## [Dataset content]
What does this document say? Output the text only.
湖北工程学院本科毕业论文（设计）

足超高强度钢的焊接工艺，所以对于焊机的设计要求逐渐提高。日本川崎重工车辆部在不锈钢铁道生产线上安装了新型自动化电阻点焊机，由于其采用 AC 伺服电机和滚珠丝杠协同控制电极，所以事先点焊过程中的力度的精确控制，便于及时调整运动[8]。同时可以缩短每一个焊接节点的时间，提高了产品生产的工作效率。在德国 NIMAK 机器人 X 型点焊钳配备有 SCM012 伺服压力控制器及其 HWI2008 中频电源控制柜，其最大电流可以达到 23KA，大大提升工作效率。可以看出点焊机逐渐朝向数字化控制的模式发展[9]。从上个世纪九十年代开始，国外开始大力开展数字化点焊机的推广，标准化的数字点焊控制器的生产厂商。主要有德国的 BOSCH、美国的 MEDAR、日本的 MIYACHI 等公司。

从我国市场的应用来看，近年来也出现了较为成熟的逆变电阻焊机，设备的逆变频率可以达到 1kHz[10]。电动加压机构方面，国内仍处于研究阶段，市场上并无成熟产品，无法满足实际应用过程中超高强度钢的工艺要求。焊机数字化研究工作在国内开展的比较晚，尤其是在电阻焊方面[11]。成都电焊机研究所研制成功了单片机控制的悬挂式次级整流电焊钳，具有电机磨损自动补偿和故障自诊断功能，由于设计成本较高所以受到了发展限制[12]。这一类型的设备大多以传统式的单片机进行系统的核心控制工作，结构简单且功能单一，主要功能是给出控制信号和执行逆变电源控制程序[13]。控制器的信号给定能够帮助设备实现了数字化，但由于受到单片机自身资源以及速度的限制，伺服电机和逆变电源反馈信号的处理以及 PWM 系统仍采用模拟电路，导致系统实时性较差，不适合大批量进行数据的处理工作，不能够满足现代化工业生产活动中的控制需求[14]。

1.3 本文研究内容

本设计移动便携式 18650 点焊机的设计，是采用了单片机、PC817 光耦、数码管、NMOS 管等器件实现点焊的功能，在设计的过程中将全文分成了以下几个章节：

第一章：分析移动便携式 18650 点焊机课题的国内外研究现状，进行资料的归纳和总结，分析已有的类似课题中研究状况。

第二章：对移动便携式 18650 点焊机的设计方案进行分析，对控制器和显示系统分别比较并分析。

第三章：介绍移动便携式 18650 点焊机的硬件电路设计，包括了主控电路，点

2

## [Aim of the task]
Reproduce the listing above word for word.

## [Response below]
What does this document say? Output the text only.
湖北工程学院本科毕业论文（设计）

足超高强度钢的焊接工艺，所以对于焊机的设计要求逐渐提高。日本川崎重工车辆部在不锈钢铁道生产线上安装了新型自动化电阻点焊机，由于其采用 AC 伺服电机和滚珠丝杠协同控制电极，所以事先点焊过程中的力度的精确控制，便于及时调整运动[8]。同时可以缩短每一个焊接节点的时间，提高了产品生产的工作效率。在德国 NIMAK 机器人 X 型点焊钳配备有 SCM012 伺服压力控制器及其 HWI2008 中频电源控制柜，其最大电流可以达到 23KA，大大提升工作效率。可以看出点焊机逐渐朝向数字化控制的模式发展[9]。从上个世纪九十年代开始，国外开始大力开展数字化点焊机的推广，标准化的数字点焊控制器的生产厂商。主要有德国的 BOSCH、美国的 MEDAR、日本的 MIYACHI 等公司。

从我国市场的应用来看，近年来也出现了较为成熟的逆变电阻焊机，设备的逆变频率可以达到 1kHz[10]。电动加压机构方面，国内仍处于研究阶段，市场上并无成熟产品，无法满足实际应用过程中超高强度钢的工艺要求。焊机数字化研究工作在国内开展的比较晚，尤其是在电阻焊方面[11]。成都电焊机研究所研制成功了单片机控制的悬挂式次级整流电焊钳，具有电机磨损自动补偿和故障自诊断功能，由于设计成本较高所以受到了发展限制[12]。这一类型的设备大多以传统式的单片机进行系统的核心控制工作，结构简单且功能单一，主要功能是给出控制信号和执行逆变电源控制程序[13]。控制器的信号给定能够帮助设备实现了数字化，但由于受到单片机自身资源以及速度的限制，伺服电机和逆变电源反馈信号的处理以及 PWM 系统仍采用模拟电路，导致系统实时性较差，不适合大批量进行数据的处理工作，不能够满足现代化工业生产活动中的控制需求[14]。

1.3 本文研究内容

本设计移动便携式 18650 点焊机的设计，是采用了单片机、PC817 光耦、数码管、NMOS 管等器件实现点焊的功能，在设计的过程中将全文分成了以下几个章节：

第一章：分析移动便携式 18650 点焊机课题的国内外研究现状，进行资料的归纳和总结，分析已有的类似课题中研究状况。

第二章：对移动便携式 18650 点焊机的设计方案进行分析，对控制器和显示系统分别比较并分析。

第三章：介绍移动便携式 18650 点焊机的硬件电路设计，包括了主控电路，点

2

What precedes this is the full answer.